● Exercise:
Your task is to count the lines of the entries below that include the word "нагрузки" and to give only the resulting number.

========

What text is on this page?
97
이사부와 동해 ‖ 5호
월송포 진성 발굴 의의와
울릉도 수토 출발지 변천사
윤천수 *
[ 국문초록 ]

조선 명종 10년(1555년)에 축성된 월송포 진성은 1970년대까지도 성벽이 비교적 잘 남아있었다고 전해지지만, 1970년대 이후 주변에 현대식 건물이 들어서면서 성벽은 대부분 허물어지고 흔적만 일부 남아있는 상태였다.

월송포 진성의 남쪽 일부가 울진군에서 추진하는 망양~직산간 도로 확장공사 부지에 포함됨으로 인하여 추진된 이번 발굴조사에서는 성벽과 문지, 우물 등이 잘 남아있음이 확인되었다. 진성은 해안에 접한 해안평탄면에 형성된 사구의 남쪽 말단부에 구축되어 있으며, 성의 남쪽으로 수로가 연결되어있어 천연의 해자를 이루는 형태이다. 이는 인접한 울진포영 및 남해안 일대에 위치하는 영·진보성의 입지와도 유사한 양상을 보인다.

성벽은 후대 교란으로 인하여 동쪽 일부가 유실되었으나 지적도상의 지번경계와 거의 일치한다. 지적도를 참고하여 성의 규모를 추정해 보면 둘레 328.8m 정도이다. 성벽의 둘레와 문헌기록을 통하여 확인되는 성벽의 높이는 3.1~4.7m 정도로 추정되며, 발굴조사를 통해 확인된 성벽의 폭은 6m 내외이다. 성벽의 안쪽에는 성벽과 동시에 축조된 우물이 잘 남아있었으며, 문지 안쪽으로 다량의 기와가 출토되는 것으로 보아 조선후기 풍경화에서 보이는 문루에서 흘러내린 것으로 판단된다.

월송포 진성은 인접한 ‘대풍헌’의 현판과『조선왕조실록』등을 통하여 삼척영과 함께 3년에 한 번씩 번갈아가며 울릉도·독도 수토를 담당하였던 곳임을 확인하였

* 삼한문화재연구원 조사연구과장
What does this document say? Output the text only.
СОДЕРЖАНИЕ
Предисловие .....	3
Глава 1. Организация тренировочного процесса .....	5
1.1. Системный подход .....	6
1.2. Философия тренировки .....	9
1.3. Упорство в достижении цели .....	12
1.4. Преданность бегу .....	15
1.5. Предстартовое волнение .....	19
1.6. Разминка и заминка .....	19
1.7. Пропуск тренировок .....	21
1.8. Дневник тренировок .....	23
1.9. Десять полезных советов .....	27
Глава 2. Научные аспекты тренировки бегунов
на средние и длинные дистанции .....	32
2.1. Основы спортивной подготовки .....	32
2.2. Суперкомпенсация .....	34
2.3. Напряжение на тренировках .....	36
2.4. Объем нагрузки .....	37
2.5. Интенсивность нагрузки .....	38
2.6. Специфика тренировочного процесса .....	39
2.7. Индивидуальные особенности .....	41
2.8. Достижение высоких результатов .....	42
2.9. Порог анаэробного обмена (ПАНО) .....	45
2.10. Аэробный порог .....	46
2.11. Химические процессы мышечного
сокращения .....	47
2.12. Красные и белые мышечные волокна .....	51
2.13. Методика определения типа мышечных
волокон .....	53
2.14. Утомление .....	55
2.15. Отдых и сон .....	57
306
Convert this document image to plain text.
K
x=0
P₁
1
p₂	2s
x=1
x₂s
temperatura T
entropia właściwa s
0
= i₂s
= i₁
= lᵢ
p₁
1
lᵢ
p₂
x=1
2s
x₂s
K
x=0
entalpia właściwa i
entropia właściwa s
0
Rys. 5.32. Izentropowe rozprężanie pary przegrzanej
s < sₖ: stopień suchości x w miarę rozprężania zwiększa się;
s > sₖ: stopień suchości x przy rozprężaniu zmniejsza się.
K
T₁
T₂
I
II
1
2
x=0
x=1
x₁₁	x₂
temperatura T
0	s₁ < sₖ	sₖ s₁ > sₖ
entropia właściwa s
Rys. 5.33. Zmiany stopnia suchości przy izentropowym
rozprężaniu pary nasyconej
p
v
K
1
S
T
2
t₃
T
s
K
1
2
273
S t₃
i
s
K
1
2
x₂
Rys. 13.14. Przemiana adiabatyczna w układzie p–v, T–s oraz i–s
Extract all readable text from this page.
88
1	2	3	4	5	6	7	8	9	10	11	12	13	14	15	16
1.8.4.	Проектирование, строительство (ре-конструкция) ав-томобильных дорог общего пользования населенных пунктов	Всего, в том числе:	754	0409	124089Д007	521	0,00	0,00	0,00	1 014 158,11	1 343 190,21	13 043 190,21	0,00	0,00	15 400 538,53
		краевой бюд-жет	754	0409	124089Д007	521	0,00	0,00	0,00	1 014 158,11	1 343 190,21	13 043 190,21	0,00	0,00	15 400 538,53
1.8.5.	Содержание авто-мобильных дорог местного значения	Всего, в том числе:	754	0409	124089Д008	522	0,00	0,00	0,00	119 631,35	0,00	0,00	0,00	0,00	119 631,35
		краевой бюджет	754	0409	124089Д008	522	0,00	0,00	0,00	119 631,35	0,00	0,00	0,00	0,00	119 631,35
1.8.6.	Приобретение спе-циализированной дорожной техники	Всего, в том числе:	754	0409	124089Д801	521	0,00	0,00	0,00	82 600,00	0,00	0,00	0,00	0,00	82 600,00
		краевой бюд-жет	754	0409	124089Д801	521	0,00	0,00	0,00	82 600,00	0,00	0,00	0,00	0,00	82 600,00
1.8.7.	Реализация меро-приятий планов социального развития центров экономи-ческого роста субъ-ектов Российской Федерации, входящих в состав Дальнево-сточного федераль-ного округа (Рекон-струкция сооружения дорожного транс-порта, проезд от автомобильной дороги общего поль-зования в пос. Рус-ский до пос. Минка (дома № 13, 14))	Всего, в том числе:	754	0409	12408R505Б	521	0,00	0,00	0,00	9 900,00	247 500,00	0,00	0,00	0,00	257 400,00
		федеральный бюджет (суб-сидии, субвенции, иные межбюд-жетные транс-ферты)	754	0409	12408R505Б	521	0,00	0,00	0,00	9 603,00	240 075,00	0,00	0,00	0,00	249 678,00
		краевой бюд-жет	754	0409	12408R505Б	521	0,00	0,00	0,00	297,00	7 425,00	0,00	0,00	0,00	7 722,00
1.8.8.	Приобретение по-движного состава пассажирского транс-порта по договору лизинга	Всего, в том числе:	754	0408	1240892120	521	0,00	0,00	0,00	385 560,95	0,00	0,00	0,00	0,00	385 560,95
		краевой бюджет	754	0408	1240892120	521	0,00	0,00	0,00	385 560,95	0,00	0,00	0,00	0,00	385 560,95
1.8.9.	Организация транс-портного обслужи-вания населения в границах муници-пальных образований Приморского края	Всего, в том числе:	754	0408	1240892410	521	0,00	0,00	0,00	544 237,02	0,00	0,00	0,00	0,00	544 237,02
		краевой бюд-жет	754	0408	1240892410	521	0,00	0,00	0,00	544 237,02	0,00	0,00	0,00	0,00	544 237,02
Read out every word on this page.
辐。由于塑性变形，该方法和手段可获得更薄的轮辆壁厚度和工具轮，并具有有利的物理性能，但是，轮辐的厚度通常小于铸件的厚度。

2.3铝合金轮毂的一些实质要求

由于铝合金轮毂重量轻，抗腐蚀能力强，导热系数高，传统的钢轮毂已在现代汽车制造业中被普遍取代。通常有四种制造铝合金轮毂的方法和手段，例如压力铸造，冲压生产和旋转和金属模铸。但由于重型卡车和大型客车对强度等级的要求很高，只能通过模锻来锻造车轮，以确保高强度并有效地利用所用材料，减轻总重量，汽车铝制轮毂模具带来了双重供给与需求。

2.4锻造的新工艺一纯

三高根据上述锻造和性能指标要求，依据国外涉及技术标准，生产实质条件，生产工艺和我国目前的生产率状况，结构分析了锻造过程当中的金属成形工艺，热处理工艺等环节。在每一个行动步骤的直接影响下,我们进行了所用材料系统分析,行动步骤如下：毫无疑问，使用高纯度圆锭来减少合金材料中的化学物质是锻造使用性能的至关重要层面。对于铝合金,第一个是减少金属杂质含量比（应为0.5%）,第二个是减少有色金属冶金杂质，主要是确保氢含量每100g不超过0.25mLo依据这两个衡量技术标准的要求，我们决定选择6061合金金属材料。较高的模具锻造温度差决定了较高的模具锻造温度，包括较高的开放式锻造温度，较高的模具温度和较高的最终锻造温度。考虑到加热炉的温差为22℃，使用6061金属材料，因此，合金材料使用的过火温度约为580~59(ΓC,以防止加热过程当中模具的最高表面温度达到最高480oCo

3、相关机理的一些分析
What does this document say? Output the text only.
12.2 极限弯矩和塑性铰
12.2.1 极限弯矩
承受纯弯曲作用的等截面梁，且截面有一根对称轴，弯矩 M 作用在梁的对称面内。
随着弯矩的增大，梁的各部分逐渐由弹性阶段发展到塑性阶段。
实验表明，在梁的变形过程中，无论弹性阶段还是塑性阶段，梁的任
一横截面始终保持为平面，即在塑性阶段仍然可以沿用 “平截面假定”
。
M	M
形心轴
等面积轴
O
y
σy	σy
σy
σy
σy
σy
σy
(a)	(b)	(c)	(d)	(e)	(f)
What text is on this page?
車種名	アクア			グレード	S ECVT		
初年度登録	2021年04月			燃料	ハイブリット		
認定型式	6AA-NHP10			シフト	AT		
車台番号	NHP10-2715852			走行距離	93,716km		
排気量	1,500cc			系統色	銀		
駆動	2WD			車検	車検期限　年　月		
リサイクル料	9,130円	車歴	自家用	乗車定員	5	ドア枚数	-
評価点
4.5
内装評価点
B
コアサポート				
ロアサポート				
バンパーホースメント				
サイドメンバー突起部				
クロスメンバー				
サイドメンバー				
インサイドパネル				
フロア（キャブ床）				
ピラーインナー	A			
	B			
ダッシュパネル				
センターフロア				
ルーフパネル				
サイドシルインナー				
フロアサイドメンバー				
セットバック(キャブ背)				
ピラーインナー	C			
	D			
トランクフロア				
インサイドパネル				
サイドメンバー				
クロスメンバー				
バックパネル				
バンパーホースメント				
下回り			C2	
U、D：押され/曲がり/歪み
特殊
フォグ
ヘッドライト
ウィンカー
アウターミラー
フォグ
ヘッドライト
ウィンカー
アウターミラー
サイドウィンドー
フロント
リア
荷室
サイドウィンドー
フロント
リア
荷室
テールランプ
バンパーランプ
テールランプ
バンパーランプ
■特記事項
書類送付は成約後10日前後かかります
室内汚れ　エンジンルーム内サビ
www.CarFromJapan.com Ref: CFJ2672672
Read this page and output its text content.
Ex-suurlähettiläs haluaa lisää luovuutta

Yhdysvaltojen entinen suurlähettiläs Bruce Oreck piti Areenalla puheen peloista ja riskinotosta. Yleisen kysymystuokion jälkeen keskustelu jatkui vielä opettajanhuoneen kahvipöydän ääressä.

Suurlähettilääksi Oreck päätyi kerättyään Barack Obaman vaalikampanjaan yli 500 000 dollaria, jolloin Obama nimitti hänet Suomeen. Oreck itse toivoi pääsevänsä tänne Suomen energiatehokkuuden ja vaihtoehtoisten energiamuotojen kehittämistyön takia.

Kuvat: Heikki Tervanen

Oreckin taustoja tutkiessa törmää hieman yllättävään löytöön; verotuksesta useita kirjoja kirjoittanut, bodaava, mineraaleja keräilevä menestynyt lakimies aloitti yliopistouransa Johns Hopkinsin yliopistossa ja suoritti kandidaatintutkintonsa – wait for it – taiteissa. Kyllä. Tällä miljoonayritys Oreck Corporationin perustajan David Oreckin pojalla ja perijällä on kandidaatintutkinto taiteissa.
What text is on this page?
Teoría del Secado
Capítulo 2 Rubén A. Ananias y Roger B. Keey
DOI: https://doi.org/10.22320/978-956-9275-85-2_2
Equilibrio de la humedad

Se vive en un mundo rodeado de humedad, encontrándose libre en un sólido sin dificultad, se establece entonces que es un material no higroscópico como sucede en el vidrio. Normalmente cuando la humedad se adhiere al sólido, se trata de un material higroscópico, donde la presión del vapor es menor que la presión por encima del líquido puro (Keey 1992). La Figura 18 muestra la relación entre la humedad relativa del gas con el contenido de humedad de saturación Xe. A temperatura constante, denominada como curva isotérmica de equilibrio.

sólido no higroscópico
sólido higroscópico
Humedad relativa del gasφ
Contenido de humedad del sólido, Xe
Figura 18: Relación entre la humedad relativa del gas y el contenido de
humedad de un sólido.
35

========

● Worked solution:
2